**Data listing**
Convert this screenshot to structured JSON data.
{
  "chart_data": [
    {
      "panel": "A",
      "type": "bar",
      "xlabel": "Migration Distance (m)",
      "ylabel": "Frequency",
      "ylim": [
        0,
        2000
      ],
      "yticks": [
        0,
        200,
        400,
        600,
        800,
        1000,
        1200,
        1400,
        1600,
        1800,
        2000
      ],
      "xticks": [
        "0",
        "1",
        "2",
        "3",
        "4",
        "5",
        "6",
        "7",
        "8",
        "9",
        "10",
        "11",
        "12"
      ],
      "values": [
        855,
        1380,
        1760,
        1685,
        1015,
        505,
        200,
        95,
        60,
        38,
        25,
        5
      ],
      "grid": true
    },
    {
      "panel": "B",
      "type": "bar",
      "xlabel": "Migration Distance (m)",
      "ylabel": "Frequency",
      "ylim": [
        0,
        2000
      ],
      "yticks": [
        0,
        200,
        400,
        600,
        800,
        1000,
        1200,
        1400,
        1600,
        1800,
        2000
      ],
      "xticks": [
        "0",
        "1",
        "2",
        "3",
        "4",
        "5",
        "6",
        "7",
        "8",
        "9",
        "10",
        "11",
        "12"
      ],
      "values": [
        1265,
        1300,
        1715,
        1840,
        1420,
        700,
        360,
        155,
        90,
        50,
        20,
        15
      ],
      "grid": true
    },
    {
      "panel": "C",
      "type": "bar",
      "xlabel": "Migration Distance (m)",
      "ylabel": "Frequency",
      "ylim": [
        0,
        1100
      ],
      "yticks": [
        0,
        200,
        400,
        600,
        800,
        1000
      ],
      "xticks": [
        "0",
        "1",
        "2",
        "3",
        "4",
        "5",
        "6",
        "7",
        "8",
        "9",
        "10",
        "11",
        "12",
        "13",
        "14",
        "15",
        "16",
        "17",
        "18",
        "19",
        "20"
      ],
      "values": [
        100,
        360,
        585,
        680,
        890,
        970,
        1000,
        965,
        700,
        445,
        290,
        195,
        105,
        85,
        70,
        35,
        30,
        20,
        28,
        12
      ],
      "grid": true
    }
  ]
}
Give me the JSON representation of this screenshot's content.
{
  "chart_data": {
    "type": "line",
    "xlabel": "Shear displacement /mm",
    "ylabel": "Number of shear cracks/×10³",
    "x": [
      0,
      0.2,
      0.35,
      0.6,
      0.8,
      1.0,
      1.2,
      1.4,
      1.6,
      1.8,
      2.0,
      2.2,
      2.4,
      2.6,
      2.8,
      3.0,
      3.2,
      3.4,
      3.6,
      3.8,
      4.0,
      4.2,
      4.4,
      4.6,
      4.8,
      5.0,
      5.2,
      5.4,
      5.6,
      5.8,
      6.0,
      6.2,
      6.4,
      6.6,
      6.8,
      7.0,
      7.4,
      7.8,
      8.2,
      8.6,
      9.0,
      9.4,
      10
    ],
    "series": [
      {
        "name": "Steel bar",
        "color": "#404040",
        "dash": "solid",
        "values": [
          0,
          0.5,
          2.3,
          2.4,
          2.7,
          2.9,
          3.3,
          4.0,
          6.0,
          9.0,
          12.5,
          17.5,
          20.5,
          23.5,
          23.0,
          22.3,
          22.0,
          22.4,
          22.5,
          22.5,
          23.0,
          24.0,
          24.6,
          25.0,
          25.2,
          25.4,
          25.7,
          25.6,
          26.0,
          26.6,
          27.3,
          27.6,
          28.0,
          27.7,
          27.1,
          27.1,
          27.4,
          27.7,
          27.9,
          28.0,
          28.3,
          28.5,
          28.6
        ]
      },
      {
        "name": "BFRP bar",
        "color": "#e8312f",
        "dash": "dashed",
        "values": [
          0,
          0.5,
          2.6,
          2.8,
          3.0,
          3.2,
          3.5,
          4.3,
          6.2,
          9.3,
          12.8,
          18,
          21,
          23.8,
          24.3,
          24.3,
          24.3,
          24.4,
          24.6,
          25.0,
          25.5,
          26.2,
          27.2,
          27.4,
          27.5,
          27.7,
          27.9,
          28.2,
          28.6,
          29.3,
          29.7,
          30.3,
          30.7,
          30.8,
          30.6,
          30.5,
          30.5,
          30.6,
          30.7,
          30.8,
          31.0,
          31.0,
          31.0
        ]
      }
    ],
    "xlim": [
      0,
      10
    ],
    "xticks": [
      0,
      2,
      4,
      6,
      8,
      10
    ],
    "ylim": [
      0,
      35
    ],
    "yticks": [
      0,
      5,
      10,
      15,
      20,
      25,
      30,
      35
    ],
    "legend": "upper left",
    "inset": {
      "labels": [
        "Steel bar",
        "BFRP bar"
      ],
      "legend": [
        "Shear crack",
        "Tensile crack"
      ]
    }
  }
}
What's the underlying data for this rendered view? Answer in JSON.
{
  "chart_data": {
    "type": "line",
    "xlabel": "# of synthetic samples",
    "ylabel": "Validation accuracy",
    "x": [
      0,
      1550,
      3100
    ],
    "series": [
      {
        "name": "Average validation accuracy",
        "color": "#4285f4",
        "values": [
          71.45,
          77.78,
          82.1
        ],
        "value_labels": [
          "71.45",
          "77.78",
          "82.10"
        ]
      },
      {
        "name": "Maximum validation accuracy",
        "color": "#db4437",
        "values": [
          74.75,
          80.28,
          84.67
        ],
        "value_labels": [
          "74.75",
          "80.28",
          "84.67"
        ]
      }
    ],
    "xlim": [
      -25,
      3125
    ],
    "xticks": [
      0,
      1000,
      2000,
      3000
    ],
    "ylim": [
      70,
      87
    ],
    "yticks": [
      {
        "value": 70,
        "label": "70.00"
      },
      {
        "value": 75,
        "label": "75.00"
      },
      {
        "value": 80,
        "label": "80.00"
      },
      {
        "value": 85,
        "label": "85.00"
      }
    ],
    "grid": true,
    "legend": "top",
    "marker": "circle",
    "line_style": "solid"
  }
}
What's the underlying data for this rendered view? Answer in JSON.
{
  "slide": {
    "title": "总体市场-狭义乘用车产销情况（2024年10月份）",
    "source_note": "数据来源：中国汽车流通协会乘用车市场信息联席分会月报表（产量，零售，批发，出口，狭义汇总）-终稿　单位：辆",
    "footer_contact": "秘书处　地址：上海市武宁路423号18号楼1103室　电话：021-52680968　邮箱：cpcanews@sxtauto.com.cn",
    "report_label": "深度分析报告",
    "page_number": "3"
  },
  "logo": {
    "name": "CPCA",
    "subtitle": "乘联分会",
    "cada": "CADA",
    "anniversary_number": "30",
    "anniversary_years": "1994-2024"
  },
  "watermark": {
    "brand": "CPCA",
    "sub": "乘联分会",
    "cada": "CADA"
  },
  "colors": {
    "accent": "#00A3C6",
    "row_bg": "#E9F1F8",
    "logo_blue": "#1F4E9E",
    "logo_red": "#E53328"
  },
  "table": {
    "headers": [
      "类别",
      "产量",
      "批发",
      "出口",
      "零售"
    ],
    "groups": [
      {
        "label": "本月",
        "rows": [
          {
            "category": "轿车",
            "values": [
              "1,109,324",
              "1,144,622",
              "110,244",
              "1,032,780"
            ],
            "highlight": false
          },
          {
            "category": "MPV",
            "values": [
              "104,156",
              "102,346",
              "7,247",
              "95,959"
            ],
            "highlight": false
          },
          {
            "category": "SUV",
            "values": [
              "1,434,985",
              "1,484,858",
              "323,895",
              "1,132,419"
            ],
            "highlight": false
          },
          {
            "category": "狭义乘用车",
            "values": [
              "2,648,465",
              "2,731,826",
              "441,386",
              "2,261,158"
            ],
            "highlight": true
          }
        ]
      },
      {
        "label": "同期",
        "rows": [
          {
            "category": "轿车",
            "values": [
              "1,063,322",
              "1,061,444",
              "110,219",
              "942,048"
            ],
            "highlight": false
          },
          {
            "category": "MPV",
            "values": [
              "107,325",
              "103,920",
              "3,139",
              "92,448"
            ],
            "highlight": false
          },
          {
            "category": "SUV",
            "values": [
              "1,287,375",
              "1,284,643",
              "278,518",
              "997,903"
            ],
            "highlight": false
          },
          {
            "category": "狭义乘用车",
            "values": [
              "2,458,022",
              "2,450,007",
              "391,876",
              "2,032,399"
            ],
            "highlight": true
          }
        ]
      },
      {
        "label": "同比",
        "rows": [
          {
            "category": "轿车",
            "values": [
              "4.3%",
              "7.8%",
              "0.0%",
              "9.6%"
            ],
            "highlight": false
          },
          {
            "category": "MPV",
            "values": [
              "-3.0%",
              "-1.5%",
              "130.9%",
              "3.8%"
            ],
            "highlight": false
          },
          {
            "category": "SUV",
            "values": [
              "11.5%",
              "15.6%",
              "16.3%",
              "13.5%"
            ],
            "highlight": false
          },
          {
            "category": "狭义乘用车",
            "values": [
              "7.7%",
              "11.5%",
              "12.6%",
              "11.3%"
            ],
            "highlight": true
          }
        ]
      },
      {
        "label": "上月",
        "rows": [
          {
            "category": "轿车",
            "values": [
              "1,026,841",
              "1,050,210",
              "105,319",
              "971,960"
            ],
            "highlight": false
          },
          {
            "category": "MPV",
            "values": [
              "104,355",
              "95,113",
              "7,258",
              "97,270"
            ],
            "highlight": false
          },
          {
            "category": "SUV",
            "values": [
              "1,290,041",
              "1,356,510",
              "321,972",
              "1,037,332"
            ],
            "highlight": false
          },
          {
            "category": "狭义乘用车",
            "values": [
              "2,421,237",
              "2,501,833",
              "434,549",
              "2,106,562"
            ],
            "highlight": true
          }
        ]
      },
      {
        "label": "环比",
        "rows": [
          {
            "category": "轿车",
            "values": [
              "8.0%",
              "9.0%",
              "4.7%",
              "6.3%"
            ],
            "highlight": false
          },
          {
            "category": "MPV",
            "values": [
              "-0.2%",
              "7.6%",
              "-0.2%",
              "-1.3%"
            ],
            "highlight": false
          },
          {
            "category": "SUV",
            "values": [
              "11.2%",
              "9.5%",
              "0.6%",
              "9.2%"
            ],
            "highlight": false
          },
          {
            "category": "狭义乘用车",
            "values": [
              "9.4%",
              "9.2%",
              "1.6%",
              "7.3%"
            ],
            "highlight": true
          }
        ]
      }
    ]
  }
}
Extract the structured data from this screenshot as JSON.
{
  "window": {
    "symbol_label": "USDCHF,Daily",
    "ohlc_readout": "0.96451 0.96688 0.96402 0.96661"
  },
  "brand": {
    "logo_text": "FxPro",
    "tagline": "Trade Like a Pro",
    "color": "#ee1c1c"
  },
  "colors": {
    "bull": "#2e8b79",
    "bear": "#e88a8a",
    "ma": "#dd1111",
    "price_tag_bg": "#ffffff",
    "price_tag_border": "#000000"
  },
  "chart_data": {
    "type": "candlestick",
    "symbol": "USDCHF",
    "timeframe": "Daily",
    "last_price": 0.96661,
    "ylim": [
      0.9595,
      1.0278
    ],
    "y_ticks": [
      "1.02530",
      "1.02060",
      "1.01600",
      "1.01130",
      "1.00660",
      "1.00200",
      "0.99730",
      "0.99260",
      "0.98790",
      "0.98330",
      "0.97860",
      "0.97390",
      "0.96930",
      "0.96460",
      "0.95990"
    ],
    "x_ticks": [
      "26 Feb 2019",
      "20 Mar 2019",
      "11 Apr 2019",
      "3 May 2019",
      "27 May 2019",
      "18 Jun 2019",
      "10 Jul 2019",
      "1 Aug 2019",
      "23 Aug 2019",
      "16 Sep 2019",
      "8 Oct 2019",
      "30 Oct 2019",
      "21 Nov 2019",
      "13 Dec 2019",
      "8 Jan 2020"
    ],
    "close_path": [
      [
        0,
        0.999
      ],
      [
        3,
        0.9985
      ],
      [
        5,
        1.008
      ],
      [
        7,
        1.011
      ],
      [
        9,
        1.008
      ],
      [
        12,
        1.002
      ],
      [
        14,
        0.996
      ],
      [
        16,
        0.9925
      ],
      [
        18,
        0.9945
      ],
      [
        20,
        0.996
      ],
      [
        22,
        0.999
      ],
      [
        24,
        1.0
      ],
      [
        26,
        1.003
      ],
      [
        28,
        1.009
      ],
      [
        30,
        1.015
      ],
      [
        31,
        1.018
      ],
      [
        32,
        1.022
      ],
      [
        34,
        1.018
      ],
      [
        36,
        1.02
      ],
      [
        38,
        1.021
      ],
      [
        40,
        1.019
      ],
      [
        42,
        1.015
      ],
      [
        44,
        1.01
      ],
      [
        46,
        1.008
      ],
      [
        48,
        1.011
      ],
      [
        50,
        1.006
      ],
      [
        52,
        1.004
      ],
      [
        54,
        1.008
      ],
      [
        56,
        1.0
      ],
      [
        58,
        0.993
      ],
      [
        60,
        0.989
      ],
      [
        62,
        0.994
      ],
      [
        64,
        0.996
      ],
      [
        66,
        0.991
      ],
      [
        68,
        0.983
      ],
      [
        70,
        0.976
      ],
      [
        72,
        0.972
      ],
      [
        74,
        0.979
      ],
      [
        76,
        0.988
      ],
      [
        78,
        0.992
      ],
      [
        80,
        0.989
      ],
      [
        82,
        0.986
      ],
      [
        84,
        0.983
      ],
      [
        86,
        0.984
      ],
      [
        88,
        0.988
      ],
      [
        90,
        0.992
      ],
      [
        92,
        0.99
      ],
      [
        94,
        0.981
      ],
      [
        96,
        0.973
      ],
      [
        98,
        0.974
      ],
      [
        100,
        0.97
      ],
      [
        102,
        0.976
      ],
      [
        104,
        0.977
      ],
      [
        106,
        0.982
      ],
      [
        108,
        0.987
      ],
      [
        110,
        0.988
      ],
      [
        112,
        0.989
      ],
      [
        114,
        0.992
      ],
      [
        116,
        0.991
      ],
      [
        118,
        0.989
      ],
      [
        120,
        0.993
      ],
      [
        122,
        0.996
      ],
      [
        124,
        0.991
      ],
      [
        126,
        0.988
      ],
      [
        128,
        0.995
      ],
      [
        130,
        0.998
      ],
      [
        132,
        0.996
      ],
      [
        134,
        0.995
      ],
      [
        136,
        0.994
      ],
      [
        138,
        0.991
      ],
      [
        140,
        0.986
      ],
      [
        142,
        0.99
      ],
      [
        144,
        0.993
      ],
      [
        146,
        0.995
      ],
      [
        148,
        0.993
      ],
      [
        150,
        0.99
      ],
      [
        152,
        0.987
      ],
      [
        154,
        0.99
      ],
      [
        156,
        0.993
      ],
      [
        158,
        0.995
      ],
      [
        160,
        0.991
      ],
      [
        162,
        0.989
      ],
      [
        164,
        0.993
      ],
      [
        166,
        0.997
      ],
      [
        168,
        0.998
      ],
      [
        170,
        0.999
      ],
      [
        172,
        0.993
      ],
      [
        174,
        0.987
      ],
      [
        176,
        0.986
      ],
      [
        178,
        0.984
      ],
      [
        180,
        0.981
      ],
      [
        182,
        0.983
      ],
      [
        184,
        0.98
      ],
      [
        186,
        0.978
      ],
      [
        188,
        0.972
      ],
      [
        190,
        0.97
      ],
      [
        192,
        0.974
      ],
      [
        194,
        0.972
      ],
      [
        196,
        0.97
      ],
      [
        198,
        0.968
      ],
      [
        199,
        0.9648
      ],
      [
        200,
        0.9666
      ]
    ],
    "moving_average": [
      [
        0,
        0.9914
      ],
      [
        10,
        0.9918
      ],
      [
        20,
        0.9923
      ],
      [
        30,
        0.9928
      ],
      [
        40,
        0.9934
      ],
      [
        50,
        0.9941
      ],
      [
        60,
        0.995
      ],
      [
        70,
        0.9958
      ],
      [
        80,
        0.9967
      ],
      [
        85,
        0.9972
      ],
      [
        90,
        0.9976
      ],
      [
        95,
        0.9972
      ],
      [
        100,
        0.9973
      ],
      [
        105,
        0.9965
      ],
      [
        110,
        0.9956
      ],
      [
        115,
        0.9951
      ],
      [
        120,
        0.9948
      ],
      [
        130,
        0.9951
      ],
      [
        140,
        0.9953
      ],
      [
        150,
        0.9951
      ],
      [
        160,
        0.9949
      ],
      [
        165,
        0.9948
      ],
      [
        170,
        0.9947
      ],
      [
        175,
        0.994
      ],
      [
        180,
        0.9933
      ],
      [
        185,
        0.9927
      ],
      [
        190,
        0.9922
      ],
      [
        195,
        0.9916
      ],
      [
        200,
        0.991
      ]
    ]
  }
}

**Given instruction**
In the entries above, count each line that holds "accuracy". Give the total and nothing else.

**Task answer**
3